** Records **
▬▬▬
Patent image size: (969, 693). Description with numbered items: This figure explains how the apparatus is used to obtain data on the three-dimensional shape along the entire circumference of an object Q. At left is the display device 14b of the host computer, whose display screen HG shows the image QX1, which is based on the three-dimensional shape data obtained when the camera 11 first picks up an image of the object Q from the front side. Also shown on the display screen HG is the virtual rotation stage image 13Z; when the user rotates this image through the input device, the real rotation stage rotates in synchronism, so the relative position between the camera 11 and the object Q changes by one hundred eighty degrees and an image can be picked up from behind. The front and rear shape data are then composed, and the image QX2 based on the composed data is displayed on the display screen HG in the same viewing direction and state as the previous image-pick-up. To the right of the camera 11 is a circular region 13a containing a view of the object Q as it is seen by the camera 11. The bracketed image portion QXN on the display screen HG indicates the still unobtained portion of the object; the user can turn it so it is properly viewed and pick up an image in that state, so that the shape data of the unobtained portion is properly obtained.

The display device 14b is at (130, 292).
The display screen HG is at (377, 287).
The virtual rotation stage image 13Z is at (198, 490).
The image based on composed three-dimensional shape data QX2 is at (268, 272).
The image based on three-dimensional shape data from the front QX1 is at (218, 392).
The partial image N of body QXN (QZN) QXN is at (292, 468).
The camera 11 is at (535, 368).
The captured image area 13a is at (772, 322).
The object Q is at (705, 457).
▬▬▬
** SHORT EXERCISE **
Convert the records into a JSON list of strings, with each nonblank line as its own string.

** TASK RESPONSE **
[
  "Patent image size: (969, 693). Description with numbered items: This figure explains how the apparatus is used to obtain data on the three-dimensional shape along the entire circumference of an object Q. At left is the display device 14b of the host computer, whose display screen HG shows the image QX1, which is based on the three-dimensional shape data obtained when the camera 11 first picks up an image of the object Q from the front side. Also shown on the display screen HG is the virtual rotation stage image 13Z; when the user rotates this image through the input device, the real rotation stage rotates in synchronism, so the relative position between the camera 11 and the object Q changes by one hundred eighty degrees and an image can be picked up from behind. The front and rear shape data are then composed, and the image QX2 based on the composed data is displayed on the display screen HG in the same viewing direction and state as the previous image-pick-up. To the right of the camera 11 is a circular region 13a containing a view of the object Q as it is seen by the camera 11. The bracketed image portion QXN on the display screen HG indicates the still unobtained portion of the object; the user can turn it so it is properly viewed and pick up an image in that state, so that the shape data of the unobtained portion is properly obtained.",
  "The display device 14b is at (130, 292).",
  "The display screen HG is at (377, 287).",
  "The virtual rotation stage image 13Z is at (198, 490).",
  "The image based on composed three-dimensional shape data QX2 is at (268, 272).",
  "The image based on three-dimensional shape data from the front QX1 is at (218, 392).",
  "The partial image N of body QXN (QZN) QXN is at (292, 468).",
  "The camera 11 is at (535, 368).",
  "The captured image area 13a is at (772, 322).",
  "The object Q is at (705, 457)."
]